> TO DO
Reproduce the material word for word, from its first line through the line that contains "109, 793, 129]", with both of those lines included.

> DATASET RECORDS
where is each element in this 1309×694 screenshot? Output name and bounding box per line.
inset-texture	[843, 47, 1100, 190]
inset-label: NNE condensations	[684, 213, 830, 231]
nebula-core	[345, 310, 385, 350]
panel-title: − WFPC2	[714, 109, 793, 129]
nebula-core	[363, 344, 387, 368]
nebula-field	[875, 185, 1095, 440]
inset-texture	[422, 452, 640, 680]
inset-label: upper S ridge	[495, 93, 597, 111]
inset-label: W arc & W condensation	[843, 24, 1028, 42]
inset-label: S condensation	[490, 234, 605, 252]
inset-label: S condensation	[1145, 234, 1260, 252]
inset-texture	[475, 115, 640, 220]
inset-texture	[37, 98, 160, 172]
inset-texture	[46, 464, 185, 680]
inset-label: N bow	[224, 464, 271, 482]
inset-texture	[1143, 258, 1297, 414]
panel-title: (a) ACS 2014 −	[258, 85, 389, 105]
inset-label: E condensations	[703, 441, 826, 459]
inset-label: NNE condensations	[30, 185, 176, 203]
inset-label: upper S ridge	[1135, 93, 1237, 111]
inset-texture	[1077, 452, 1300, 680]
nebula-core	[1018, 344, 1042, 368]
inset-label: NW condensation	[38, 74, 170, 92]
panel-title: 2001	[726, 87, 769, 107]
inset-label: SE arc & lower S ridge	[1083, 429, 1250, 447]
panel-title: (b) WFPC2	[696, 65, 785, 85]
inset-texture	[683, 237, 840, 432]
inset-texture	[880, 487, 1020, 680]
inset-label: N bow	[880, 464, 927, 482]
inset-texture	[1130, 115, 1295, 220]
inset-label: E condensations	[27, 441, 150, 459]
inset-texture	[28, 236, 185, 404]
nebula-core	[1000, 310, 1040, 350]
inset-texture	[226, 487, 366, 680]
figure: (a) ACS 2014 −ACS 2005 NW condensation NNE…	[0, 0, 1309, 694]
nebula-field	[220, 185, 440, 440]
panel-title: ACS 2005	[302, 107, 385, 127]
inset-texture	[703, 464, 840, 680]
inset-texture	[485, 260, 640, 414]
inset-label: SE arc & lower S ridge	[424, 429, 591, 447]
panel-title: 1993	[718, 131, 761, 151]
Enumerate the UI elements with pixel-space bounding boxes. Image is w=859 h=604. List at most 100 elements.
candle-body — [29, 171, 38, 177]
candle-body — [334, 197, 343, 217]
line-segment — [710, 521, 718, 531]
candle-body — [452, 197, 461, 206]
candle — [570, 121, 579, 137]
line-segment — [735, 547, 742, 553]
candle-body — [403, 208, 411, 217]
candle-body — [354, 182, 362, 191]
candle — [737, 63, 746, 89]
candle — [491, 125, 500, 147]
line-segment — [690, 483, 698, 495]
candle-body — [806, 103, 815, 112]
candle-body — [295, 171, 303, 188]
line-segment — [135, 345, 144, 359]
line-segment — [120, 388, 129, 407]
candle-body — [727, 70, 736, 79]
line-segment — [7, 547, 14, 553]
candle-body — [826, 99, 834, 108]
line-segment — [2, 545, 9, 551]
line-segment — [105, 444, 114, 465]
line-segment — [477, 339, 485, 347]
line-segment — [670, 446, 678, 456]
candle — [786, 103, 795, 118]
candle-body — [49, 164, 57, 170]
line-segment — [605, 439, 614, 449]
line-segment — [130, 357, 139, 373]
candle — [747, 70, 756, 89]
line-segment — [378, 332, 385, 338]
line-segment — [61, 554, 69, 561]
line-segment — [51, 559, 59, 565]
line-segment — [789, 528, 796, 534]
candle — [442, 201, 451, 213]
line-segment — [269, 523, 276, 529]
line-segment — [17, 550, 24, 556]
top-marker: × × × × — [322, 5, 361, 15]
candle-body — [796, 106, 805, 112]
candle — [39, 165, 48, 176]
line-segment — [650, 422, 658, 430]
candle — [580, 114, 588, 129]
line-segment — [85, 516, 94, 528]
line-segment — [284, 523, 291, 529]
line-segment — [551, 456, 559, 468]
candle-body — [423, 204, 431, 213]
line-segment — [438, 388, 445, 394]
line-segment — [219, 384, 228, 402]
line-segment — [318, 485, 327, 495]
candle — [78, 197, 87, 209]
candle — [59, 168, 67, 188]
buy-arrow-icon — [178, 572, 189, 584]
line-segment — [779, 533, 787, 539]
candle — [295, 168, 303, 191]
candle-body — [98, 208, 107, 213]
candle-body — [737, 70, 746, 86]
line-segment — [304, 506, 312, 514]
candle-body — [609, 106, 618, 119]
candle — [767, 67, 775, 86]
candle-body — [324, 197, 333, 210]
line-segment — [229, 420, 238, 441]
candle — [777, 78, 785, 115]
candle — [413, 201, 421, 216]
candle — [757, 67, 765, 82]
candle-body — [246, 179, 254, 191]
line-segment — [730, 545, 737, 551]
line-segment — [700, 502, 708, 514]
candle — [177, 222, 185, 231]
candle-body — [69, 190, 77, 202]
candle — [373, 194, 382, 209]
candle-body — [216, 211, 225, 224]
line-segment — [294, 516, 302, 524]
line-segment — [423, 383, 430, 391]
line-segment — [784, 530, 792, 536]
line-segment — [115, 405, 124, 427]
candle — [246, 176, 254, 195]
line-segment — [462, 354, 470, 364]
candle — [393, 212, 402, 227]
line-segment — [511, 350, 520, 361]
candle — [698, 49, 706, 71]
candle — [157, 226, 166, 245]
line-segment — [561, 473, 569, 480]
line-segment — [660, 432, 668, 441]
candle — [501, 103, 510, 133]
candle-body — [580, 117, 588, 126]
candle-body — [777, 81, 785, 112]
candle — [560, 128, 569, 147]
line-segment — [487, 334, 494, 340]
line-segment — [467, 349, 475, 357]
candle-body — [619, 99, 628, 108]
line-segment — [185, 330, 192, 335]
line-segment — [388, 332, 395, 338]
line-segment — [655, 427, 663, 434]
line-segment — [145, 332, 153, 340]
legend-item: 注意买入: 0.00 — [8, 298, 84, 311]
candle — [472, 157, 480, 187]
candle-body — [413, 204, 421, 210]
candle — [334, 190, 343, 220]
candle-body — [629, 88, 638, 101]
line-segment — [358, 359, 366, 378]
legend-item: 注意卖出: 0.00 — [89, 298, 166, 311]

> WRITTEN RESPONSE
where is each element in this 1309×694 screenshot? Output name and bounding box per line.
inset-texture	[843, 47, 1100, 190]
inset-label: NNE condensations	[684, 213, 830, 231]
nebula-core	[345, 310, 385, 350]
panel-title: − WFPC2	[714, 109, 793, 129]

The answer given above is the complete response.